▸ RECORDS FOR THIS TASK
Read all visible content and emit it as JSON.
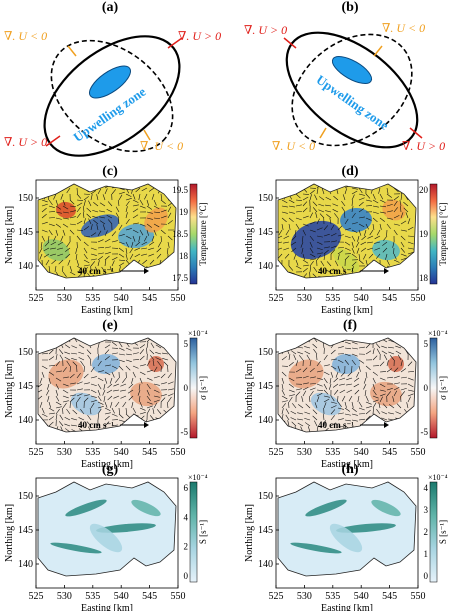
{
  "panels": {
    "a": {
      "label": "(a)",
      "div_pos": "∇. U > 0",
      "div_neg": "∇. U < 0",
      "zone": "Upwelling zone"
    },
    "b": {
      "label": "(b)",
      "div_pos": "∇. U > 0",
      "div_neg": "∇. U < 0",
      "zone": "Upwelling zone"
    },
    "c": {
      "label": "(c)"
    },
    "d": {
      "label": "(d)"
    },
    "e": {
      "label": "(e)"
    },
    "f": {
      "label": "(f)"
    },
    "g": {
      "label": "(g)"
    },
    "h": {
      "label": "(h)"
    }
  },
  "axes": {
    "xlabel": "Easting [km]",
    "ylabel": "Northing [km]",
    "xticks": [
      "525",
      "530",
      "535",
      "540",
      "545",
      "550"
    ],
    "yticks": [
      "150",
      "145",
      "140"
    ]
  },
  "scale_arrow": "40 cm s⁻¹",
  "colorbars": {
    "c": {
      "title": "Temperature [°C]",
      "ticks": [
        "19.5",
        "19",
        "18.5",
        "18",
        "17.5"
      ],
      "colors": [
        "#b2182b",
        "#f46d43",
        "#fee08b",
        "#a6d96a",
        "#41b6c4",
        "#2c7fb8",
        "#253494"
      ]
    },
    "d": {
      "title": "Temperature [°C]",
      "ticks": [
        "20",
        "19",
        "18"
      ],
      "colors": [
        "#b2182b",
        "#f46d43",
        "#fee08b",
        "#a6d96a",
        "#41b6c4",
        "#2c7fb8",
        "#253494"
      ]
    },
    "e": {
      "title": "σ [s⁻¹]",
      "exponent": "×10⁻⁴",
      "ticks": [
        "5",
        "0",
        "-5"
      ],
      "colors": [
        "#2c5f9e",
        "#92c5de",
        "#f7f7f7",
        "#f4a582",
        "#b2182b"
      ]
    },
    "f": {
      "title": "σ [s⁻¹]",
      "exponent": "×10⁻⁴",
      "ticks": [
        "5",
        "0",
        "-5"
      ],
      "colors": [
        "#2c5f9e",
        "#92c5de",
        "#f7f7f7",
        "#f4a582",
        "#b2182b"
      ]
    },
    "g": {
      "title": "S [s⁻¹]",
      "exponent": "×10⁻⁴",
      "ticks": [
        "6",
        "4",
        "2",
        "0"
      ],
      "colors": [
        "#1b7a6e",
        "#5fb3a8",
        "#a8d5e2",
        "#e6f2fa"
      ]
    },
    "h": {
      "title": "S [s⁻¹]",
      "exponent": "×10⁻⁴",
      "ticks": [
        "4",
        "3",
        "2",
        "1",
        "0"
      ],
      "colors": [
        "#1b7a6e",
        "#5fb3a8",
        "#a8d5e2",
        "#e6f2fa"
      ]
    }
  },
  "colors": {
    "pos_arrow": "#e0201b",
    "neg_arrow": "#f0a020",
    "zone_fill": "#1e9bea",
    "zone_text": "#1e9bea"
  }
}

▸ WHAT YOU NEED TO DO
Each record should be quoted exactly, with the images omitted.

▸ FINISHED ANSWER
Read all visible content and emit it as JSON.
{
  "panels": {
    "a": {
      "label": "(a)",
      "div_pos": "∇. U > 0",
      "div_neg": "∇. U < 0",
      "zone": "Upwelling zone"
    },
    "b": {
      "label": "(b)",
      "div_pos": "∇. U > 0",
      "div_neg": "∇. U < 0",
      "zone": "Upwelling zone"
    },
    "c": {
      "label": "(c)"
    },
    "d": {
      "label": "(d)"
    },
    "e": {
      "label": "(e)"
    },
    "f": {
      "label": "(f)"
    },
    "g": {
      "label": "(g)"
    },
    "h": {
      "label": "(h)"
    }
  },
  "axes": {
    "xlabel": "Easting [km]",
    "ylabel": "Northing [km]",
    "xticks": [
      "525",
      "530",
      "535",
      "540",
      "545",
      "550"
    ],
    "yticks": [
      "150",
      "145",
      "140"
    ]
  },
  "scale_arrow": "40 cm s⁻¹",
  "colorbars": {
    "c": {
      "title": "Temperature [°C]",
      "ticks": [
        "19.5",
        "19",
        "18.5",
        "18",
        "17.5"
      ],
      "colors": [
        "#b2182b",
        "#f46d43",
        "#fee08b",
        "#a6d96a",
        "#41b6c4",
        "#2c7fb8",
        "#253494"
      ]
    },
    "d": {
      "title": "Temperature [°C]",
      "ticks": [
        "20",
        "19",
        "18"
      ],
      "colors": [
        "#b2182b",
        "#f46d43",
        "#fee08b",
        "#a6d96a",
        "#41b6c4",
        "#2c7fb8",
        "#253494"
      ]
    },
    "e": {
      "title": "σ [s⁻¹]",
      "exponent": "×10⁻⁴",
      "ticks": [
        "5",
        "0",
        "-5"
      ],
      "colors": [
        "#2c5f9e",
        "#92c5de",
        "#f7f7f7",
        "#f4a582",
        "#b2182b"
      ]
    },
    "f": {
      "title": "σ [s⁻¹]",
      "exponent": "×10⁻⁴",
      "ticks": [
        "5",
        "0",
        "-5"
      ],
      "colors": [
        "#2c5f9e",
        "#92c5de",
        "#f7f7f7",
        "#f4a582",
        "#b2182b"
      ]
    },
    "g": {
      "title": "S [s⁻¹]",
      "exponent": "×10⁻⁴",
      "ticks": [
        "6",
        "4",
        "2",
        "0"
      ],
      "colors": [
        "#1b7a6e",
        "#5fb3a8",
        "#a8d5e2",
        "#e6f2fa"
      ]
    },
    "h": {
      "title": "S [s⁻¹]",
      "exponent": "×10⁻⁴",
      "ticks": [
        "4",
        "3",
        "2",
        "1",
        "0"
      ],
      "colors": [
        "#1b7a6e",
        "#5fb3a8",
        "#a8d5e2",
        "#e6f2fa"
      ]
    }
  },
  "colors": {
    "pos_arrow": "#e0201b",
    "neg_arrow": "#f0a020",
    "zone_fill": "#1e9bea",
    "zone_text": "#1e9bea"
  }
}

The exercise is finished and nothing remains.